What the task asks: Of the lines in this material, how many contain "LUTHER"? Answer with a single number only.

[BEGIN Input material]

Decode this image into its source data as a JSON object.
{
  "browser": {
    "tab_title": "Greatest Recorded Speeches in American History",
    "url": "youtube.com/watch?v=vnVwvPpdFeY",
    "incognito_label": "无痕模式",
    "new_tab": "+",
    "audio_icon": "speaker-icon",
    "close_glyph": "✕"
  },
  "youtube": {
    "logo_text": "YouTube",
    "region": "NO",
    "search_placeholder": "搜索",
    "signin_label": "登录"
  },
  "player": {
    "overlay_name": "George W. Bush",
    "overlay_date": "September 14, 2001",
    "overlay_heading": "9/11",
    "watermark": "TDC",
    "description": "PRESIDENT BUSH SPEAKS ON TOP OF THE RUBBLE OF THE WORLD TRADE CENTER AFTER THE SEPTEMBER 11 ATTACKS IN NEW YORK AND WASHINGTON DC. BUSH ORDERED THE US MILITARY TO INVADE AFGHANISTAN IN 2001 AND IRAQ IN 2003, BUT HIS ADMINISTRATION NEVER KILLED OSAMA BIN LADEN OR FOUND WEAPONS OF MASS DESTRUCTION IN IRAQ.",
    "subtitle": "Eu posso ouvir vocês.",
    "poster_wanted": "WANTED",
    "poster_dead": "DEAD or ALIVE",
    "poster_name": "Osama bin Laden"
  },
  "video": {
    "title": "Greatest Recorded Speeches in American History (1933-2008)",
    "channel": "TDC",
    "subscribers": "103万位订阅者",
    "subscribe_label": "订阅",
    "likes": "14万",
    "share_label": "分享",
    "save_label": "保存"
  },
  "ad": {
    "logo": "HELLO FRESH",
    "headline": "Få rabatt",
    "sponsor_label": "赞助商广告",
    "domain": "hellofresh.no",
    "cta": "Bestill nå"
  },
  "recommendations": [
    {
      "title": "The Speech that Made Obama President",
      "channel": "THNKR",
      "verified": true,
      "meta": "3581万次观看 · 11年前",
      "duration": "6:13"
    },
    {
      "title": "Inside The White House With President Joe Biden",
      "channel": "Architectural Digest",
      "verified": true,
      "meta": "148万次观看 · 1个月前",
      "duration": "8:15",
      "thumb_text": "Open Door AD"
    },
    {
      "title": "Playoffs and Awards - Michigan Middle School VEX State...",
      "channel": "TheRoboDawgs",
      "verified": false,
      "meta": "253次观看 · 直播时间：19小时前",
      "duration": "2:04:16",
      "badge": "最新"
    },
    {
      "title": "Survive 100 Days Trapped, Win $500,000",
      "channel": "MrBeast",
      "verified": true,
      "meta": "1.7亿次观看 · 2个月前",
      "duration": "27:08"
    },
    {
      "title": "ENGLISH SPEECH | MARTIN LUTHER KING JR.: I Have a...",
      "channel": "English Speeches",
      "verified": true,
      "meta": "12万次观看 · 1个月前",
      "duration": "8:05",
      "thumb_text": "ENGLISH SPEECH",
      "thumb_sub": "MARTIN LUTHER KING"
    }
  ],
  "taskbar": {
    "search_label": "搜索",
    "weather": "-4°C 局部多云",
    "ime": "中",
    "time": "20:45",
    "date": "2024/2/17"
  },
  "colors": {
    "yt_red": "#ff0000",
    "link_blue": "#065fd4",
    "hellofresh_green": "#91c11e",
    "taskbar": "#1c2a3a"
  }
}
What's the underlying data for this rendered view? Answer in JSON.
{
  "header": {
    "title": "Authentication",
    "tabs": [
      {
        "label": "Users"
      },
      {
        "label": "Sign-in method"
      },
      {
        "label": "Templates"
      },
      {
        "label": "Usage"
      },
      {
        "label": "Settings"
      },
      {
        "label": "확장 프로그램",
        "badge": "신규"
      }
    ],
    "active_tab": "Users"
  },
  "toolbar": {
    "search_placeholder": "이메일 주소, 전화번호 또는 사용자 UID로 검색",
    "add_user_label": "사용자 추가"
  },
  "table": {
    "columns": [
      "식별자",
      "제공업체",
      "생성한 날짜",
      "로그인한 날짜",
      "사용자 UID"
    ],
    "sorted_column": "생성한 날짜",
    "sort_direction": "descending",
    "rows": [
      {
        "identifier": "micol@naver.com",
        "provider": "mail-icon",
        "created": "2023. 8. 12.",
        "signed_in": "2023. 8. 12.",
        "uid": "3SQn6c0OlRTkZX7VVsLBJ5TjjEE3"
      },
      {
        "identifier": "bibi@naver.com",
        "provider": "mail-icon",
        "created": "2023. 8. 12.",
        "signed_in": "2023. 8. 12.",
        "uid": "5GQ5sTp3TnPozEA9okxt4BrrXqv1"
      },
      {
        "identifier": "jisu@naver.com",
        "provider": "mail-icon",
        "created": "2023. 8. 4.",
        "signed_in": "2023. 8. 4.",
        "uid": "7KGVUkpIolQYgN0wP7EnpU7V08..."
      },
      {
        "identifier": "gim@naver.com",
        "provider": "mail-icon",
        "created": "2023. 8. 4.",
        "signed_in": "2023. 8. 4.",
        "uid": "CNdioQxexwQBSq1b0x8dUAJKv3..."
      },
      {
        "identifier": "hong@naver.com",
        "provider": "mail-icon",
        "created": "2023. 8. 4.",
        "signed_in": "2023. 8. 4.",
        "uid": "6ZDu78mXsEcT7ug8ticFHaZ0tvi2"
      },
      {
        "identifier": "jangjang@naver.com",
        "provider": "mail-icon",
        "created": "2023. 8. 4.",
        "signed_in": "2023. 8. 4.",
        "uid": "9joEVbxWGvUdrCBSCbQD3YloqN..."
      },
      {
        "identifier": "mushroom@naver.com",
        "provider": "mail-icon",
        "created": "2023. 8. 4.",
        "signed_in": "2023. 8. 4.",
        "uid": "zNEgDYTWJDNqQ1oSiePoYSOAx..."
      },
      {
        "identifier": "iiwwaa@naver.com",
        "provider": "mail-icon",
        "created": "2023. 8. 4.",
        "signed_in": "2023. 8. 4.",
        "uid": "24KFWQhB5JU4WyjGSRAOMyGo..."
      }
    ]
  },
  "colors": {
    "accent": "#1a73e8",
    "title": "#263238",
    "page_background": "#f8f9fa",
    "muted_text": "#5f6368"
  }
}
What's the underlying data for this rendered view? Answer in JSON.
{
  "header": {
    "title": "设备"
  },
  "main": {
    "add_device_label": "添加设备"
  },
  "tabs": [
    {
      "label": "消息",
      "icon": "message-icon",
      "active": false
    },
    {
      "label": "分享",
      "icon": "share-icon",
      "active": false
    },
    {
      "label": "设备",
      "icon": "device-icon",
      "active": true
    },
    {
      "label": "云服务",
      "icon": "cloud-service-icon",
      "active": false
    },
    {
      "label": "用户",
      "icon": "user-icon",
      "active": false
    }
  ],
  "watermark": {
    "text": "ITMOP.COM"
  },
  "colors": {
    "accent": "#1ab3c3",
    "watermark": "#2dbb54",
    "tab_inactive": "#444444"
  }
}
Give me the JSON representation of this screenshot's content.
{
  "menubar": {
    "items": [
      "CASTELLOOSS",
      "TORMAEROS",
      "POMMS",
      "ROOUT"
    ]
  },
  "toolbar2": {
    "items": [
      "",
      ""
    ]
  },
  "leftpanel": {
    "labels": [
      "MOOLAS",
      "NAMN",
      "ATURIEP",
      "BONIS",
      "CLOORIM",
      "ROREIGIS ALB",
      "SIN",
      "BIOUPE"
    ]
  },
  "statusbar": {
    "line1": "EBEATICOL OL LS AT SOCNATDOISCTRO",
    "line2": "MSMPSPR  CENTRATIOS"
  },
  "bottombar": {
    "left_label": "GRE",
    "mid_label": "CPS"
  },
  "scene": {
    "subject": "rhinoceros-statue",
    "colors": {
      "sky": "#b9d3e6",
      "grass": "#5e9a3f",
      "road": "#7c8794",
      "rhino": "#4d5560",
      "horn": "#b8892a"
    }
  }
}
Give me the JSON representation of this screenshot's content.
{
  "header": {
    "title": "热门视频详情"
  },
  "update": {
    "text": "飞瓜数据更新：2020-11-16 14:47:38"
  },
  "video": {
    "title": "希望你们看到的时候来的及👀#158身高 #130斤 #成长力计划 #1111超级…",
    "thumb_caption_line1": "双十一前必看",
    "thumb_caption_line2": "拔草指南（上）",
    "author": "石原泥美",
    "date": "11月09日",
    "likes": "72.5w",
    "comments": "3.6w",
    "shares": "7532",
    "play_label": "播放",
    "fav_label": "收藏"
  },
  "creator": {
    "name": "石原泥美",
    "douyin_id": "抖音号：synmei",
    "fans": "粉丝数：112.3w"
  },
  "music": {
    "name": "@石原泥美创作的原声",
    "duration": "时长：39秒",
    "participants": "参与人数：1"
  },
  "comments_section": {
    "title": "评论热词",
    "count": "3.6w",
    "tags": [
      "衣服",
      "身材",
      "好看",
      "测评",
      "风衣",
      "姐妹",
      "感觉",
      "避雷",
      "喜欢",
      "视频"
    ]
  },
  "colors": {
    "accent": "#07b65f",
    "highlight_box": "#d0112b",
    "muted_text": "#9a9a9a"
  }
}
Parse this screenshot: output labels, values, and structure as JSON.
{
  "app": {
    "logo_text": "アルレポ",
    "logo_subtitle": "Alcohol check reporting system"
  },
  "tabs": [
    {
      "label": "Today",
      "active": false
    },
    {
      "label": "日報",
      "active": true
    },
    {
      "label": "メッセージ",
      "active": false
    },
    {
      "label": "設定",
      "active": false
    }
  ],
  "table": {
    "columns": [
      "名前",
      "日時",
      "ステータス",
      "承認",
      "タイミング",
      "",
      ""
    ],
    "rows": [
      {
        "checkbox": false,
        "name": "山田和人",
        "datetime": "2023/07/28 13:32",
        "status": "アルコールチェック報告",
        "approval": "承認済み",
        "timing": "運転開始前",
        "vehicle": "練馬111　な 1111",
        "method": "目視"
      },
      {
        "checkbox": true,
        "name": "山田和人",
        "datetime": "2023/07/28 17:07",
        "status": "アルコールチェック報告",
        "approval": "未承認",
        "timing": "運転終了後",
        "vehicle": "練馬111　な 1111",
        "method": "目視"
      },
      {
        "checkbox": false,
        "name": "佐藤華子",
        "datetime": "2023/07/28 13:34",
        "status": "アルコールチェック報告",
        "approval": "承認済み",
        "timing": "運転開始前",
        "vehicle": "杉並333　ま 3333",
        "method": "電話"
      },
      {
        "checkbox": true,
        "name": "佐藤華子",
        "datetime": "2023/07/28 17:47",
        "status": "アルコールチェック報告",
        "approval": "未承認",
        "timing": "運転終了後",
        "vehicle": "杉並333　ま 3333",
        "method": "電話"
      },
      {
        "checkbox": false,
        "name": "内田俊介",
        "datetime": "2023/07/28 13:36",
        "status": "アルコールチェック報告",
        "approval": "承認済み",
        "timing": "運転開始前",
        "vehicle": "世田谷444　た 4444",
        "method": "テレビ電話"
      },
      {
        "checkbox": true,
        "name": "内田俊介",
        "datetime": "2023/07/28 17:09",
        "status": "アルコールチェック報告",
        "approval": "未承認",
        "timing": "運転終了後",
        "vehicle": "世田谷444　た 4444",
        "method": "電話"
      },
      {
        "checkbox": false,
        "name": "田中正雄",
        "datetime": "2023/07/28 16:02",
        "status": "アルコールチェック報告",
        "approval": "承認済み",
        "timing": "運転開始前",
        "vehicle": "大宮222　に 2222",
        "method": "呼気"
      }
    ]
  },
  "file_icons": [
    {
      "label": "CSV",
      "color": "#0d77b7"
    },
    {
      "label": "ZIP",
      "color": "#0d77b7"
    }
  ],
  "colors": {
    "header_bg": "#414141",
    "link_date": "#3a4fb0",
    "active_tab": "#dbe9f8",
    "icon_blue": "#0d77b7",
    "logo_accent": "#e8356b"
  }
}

[END Input material]

Answer to this task: 2